Task instructions: Transcribe the full listing exactly, and drop every picture.

Records for this task:
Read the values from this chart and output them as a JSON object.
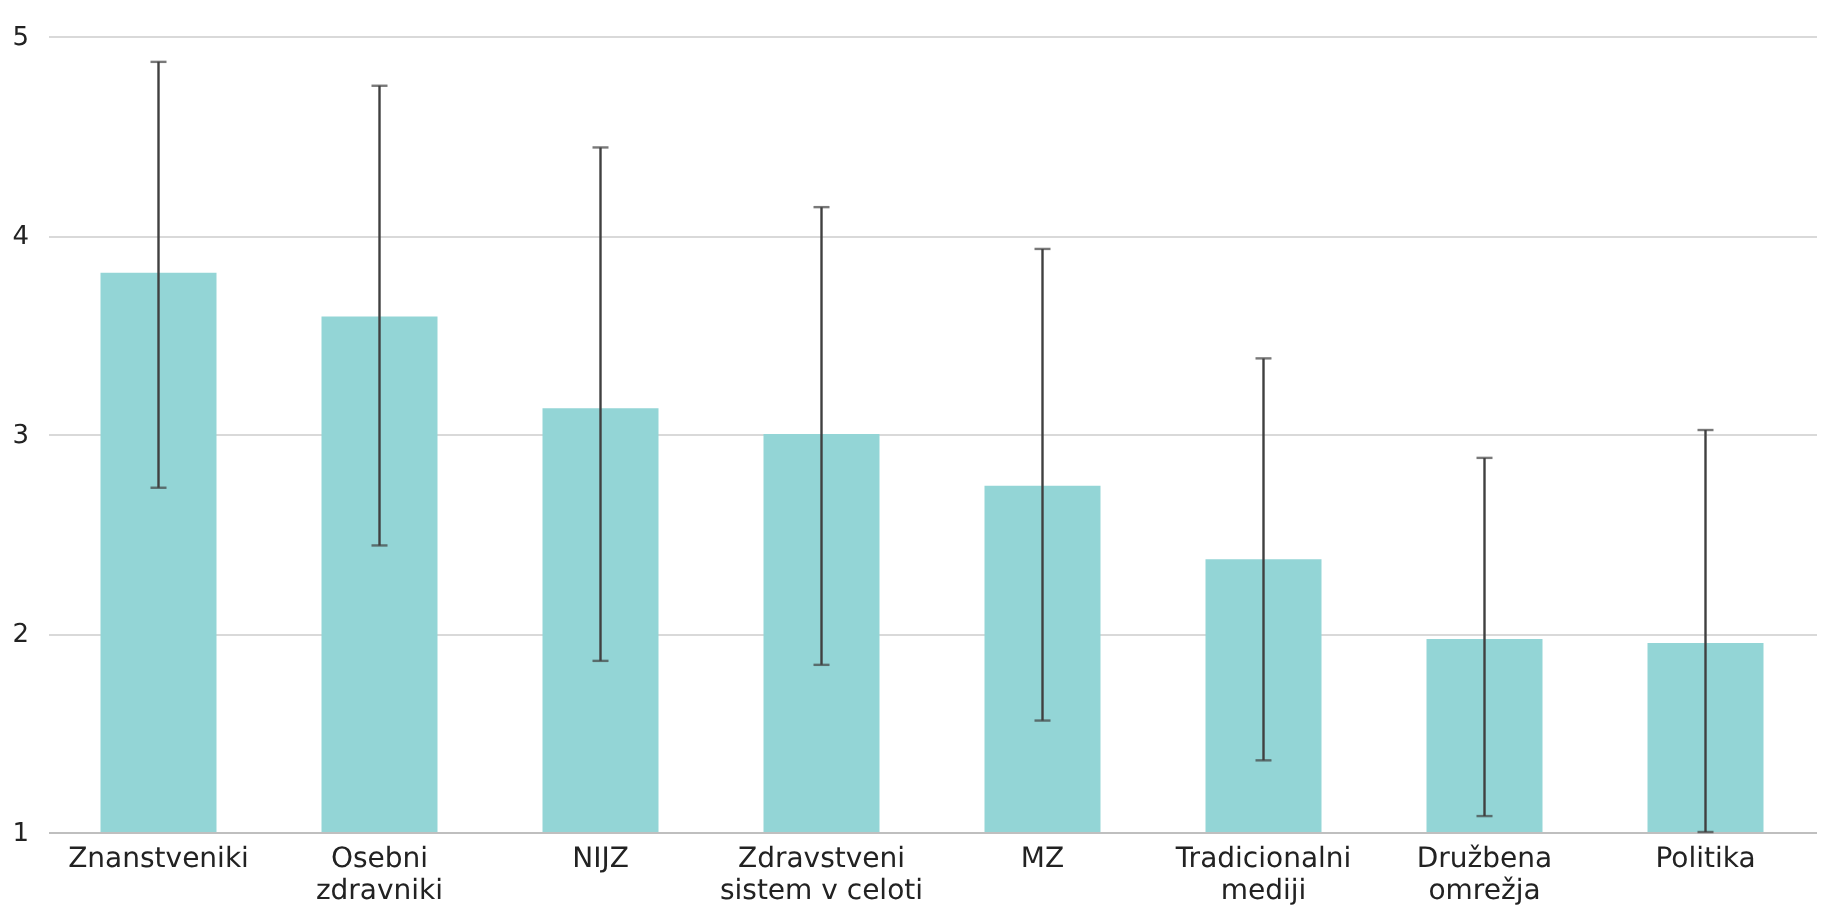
{
  "chart_data": {
    "type": "bar",
    "categories": [
      "Znanstveniki",
      "Osebni zdravniki",
      "NIJZ",
      "Zdravstveni sistem v celoti",
      "MZ",
      "Tradicionalni mediji",
      "Družbena omrežja",
      "Politika"
    ],
    "values": [
      3.81,
      3.59,
      3.13,
      3.0,
      2.74,
      2.37,
      1.97,
      1.95
    ],
    "errors": [
      [
        2.73,
        4.87
      ],
      [
        2.44,
        4.75
      ],
      [
        1.86,
        4.44
      ],
      [
        1.84,
        4.14
      ],
      [
        1.56,
        3.93
      ],
      [
        1.36,
        3.38
      ],
      [
        1.08,
        2.88
      ],
      [
        1.0,
        3.02
      ]
    ],
    "color": "#93d5d6",
    "ylim": [
      1,
      5
    ],
    "yticks": [
      1,
      2,
      3,
      4,
      5
    ],
    "grid": "y"
  }
}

Solved exercise:
Read the values from this chart and output them as a JSON object.
{
  "chart_data": {
    "type": "bar",
    "categories": [
      "Znanstveniki",
      "Osebni zdravniki",
      "NIJZ",
      "Zdravstveni sistem v celoti",
      "MZ",
      "Tradicionalni mediji",
      "Družbena omrežja",
      "Politika"
    ],
    "values": [
      3.81,
      3.59,
      3.13,
      3.0,
      2.74,
      2.37,
      1.97,
      1.95
    ],
    "errors": [
      [
        2.73,
        4.87
      ],
      [
        2.44,
        4.75
      ],
      [
        1.86,
        4.44
      ],
      [
        1.84,
        4.14
      ],
      [
        1.56,
        3.93
      ],
      [
        1.36,
        3.38
      ],
      [
        1.08,
        2.88
      ],
      [
        1.0,
        3.02
      ]
    ],
    "color": "#93d5d6",
    "ylim": [
      1,
      5
    ],
    "yticks": [
      1,
      2,
      3,
      4,
      5
    ],
    "grid": "y"
  }
}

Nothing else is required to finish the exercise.